# Set task
Give the data again, word for word.

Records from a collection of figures

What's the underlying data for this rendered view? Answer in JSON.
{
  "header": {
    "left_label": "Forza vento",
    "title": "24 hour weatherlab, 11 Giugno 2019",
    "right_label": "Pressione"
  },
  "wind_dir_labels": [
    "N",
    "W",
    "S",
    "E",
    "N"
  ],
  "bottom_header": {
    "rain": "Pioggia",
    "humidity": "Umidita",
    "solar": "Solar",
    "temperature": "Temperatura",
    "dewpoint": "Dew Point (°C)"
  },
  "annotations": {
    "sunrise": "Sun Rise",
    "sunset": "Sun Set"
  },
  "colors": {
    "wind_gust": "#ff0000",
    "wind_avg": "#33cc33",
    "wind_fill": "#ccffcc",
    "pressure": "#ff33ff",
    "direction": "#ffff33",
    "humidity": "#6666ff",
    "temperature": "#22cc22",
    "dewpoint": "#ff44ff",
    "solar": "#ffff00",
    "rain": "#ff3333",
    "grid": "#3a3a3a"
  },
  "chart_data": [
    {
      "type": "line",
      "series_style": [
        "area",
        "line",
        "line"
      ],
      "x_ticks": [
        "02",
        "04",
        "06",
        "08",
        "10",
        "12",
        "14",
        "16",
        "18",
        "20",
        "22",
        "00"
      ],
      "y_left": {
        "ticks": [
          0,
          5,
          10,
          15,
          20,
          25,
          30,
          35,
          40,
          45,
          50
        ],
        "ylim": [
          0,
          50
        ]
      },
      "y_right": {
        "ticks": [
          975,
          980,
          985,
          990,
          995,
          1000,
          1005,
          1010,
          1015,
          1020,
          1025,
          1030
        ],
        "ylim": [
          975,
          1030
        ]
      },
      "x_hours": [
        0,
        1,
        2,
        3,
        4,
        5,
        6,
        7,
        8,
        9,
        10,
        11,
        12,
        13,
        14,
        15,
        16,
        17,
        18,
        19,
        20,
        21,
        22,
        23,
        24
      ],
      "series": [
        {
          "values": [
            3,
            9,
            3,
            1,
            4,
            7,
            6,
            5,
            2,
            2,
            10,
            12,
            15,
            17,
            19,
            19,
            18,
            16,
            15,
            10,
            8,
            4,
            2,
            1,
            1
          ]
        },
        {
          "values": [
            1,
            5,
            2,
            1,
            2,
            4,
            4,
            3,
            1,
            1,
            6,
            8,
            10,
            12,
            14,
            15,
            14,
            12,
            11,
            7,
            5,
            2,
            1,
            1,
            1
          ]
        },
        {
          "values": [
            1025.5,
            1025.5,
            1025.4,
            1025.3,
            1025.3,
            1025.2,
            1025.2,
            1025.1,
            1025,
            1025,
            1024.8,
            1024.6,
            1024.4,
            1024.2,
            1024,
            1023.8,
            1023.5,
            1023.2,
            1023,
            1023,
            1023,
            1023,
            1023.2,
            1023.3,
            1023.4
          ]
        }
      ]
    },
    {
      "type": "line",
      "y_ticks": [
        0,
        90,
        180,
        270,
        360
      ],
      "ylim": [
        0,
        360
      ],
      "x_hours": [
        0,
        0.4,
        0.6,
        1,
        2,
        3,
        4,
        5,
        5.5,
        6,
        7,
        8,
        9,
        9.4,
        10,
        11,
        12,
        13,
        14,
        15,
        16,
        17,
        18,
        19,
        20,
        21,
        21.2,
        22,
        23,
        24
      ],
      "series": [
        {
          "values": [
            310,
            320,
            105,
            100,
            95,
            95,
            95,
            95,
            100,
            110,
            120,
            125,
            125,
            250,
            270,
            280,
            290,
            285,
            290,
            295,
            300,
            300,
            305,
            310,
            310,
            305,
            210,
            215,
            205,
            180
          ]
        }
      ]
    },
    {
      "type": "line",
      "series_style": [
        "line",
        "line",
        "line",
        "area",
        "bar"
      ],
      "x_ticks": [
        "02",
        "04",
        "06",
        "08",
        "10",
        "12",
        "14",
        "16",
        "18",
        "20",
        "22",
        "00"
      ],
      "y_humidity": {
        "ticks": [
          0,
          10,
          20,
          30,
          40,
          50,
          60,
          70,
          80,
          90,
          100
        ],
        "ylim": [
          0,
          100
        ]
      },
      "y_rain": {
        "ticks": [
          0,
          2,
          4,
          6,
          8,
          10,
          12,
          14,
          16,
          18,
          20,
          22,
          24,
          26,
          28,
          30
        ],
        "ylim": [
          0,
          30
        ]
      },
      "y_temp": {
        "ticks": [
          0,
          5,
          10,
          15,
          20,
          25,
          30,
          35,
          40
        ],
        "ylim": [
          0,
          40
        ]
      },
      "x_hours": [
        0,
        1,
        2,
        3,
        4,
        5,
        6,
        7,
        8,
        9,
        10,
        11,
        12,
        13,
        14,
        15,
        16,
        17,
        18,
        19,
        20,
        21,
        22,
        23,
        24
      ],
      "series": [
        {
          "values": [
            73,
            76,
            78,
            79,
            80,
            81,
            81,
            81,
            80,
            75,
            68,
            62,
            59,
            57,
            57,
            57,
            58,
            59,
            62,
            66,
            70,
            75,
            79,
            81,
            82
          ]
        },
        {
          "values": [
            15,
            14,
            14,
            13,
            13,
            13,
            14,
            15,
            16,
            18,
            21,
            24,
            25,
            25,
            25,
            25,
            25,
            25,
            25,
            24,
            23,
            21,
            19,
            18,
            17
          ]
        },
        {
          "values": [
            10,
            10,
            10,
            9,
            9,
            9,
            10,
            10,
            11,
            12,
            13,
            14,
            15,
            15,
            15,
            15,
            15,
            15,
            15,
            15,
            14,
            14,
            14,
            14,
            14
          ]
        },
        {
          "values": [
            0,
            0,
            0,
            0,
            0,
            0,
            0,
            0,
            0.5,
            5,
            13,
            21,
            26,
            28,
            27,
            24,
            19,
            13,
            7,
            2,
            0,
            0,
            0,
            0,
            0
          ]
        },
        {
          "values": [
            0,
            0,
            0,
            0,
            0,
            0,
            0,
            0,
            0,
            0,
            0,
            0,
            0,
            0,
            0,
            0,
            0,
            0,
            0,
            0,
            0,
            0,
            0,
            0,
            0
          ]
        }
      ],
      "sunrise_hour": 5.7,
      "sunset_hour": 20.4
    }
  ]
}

# Written answer
What's the underlying data for this rendered view? Answer in JSON.
{
  "header": {
    "left_label": "Forza vento",
    "title": "24 hour weatherlab, 11 Giugno 2019",
    "right_label": "Pressione"
  },
  "wind_dir_labels": [
    "N",
    "W",
    "S",
    "E",
    "N"
  ],
  "bottom_header": {
    "rain": "Pioggia",
    "humidity": "Umidita",
    "solar": "Solar",
    "temperature": "Temperatura",
    "dewpoint": "Dew Point (°C)"
  },
  "annotations": {
    "sunrise": "Sun Rise",
    "sunset": "Sun Set"
  },
  "colors": {
    "wind_gust": "#ff0000",
    "wind_avg": "#33cc33",
    "wind_fill": "#ccffcc",
    "pressure": "#ff33ff",
    "direction": "#ffff33",
    "humidity": "#6666ff",
    "temperature": "#22cc22",
    "dewpoint": "#ff44ff",
    "solar": "#ffff00",
    "rain": "#ff3333",
    "grid": "#3a3a3a"
  },
  "chart_data": [
    {
      "type": "line",
      "series_style": [
        "area",
        "line",
        "line"
      ],
      "x_ticks": [
        "02",
        "04",
        "06",
        "08",
        "10",
        "12",
        "14",
        "16",
        "18",
        "20",
        "22",
        "00"
      ],
      "y_left": {
        "ticks": [
          0,
          5,
          10,
          15,
          20,
          25,
          30,
          35,
          40,
          45,
          50
        ],
        "ylim": [
          0,
          50
        ]
      },
      "y_right": {
        "ticks": [
          975,
          980,
          985,
          990,
          995,
          1000,
          1005,
          1010,
          1015,
          1020,
          1025,
          1030
        ],
        "ylim": [
          975,
          1030
        ]
      },
      "x_hours": [
        0,
        1,
        2,
        3,
        4,
        5,
        6,
        7,
        8,
        9,
        10,
        11,
        12,
        13,
        14,
        15,
        16,
        17,
        18,
        19,
        20,
        21,
        22,
        23,
        24
      ],
      "series": [
        {
          "values": [
            3,
            9,
            3,
            1,
            4,
            7,
            6,
            5,
            2,
            2,
            10,
            12,
            15,
            17,
            19,
            19,
            18,
            16,
            15,
            10,
            8,
            4,
            2,
            1,
            1
          ]
        },
        {
          "values": [
            1,
            5,
            2,
            1,
            2,
            4,
            4,
            3,
            1,
            1,
            6,
            8,
            10,
            12,
            14,
            15,
            14,
            12,
            11,
            7,
            5,
            2,
            1,
            1,
            1
          ]
        },
        {
          "values": [
            1025.5,
            1025.5,
            1025.4,
            1025.3,
            1025.3,
            1025.2,
            1025.2,
            1025.1,
            1025,
            1025,
            1024.8,
            1024.6,
            1024.4,
            1024.2,
            1024,
            1023.8,
            1023.5,
            1023.2,
            1023,
            1023,
            1023,
            1023,
            1023.2,
            1023.3,
            1023.4
          ]
        }
      ]
    },
    {
      "type": "line",
      "y_ticks": [
        0,
        90,
        180,
        270,
        360
      ],
      "ylim": [
        0,
        360
      ],
      "x_hours": [
        0,
        0.4,
        0.6,
        1,
        2,
        3,
        4,
        5,
        5.5,
        6,
        7,
        8,
        9,
        9.4,
        10,
        11,
        12,
        13,
        14,
        15,
        16,
        17,
        18,
        19,
        20,
        21,
        21.2,
        22,
        23,
        24
      ],
      "series": [
        {
          "values": [
            310,
            320,
            105,
            100,
            95,
            95,
            95,
            95,
            100,
            110,
            120,
            125,
            125,
            250,
            270,
            280,
            290,
            285,
            290,
            295,
            300,
            300,
            305,
            310,
            310,
            305,
            210,
            215,
            205,
            180
          ]
        }
      ]
    },
    {
      "type": "line",
      "series_style": [
        "line",
        "line",
        "line",
        "area",
        "bar"
      ],
      "x_ticks": [
        "02",
        "04",
        "06",
        "08",
        "10",
        "12",
        "14",
        "16",
        "18",
        "20",
        "22",
        "00"
      ],
      "y_humidity": {
        "ticks": [
          0,
          10,
          20,
          30,
          40,
          50,
          60,
          70,
          80,
          90,
          100
        ],
        "ylim": [
          0,
          100
        ]
      },
      "y_rain": {
        "ticks": [
          0,
          2,
          4,
          6,
          8,
          10,
          12,
          14,
          16,
          18,
          20,
          22,
          24,
          26,
          28,
          30
        ],
        "ylim": [
          0,
          30
        ]
      },
      "y_temp": {
        "ticks": [
          0,
          5,
          10,
          15,
          20,
          25,
          30,
          35,
          40
        ],
        "ylim": [
          0,
          40
        ]
      },
      "x_hours": [
        0,
        1,
        2,
        3,
        4,
        5,
        6,
        7,
        8,
        9,
        10,
        11,
        12,
        13,
        14,
        15,
        16,
        17,
        18,
        19,
        20,
        21,
        22,
        23,
        24
      ],
      "series": [
        {
          "values": [
            73,
            76,
            78,
            79,
            80,
            81,
            81,
            81,
            80,
            75,
            68,
            62,
            59,
            57,
            57,
            57,
            58,
            59,
            62,
            66,
            70,
            75,
            79,
            81,
            82
          ]
        },
        {
          "values": [
            15,
            14,
            14,
            13,
            13,
            13,
            14,
            15,
            16,
            18,
            21,
            24,
            25,
            25,
            25,
            25,
            25,
            25,
            25,
            24,
            23,
            21,
            19,
            18,
            17
          ]
        },
        {
          "values": [
            10,
            10,
            10,
            9,
            9,
            9,
            10,
            10,
            11,
            12,
            13,
            14,
            15,
            15,
            15,
            15,
            15,
            15,
            15,
            15,
            14,
            14,
            14,
            14,
            14
          ]
        },
        {
          "values": [
            0,
            0,
            0,
            0,
            0,
            0,
            0,
            0,
            0.5,
            5,
            13,
            21,
            26,
            28,
            27,
            24,
            19,
            13,
            7,
            2,
            0,
            0,
            0,
            0,
            0
          ]
        },
        {
          "values": [
            0,
            0,
            0,
            0,
            0,
            0,
            0,
            0,
            0,
            0,
            0,
            0,
            0,
            0,
            0,
            0,
            0,
            0,
            0,
            0,
            0,
            0,
            0,
            0,
            0
          ]
        }
      ],
      "sunrise_hour": 5.7,
      "sunset_hour": 20.4
    }
  ]
}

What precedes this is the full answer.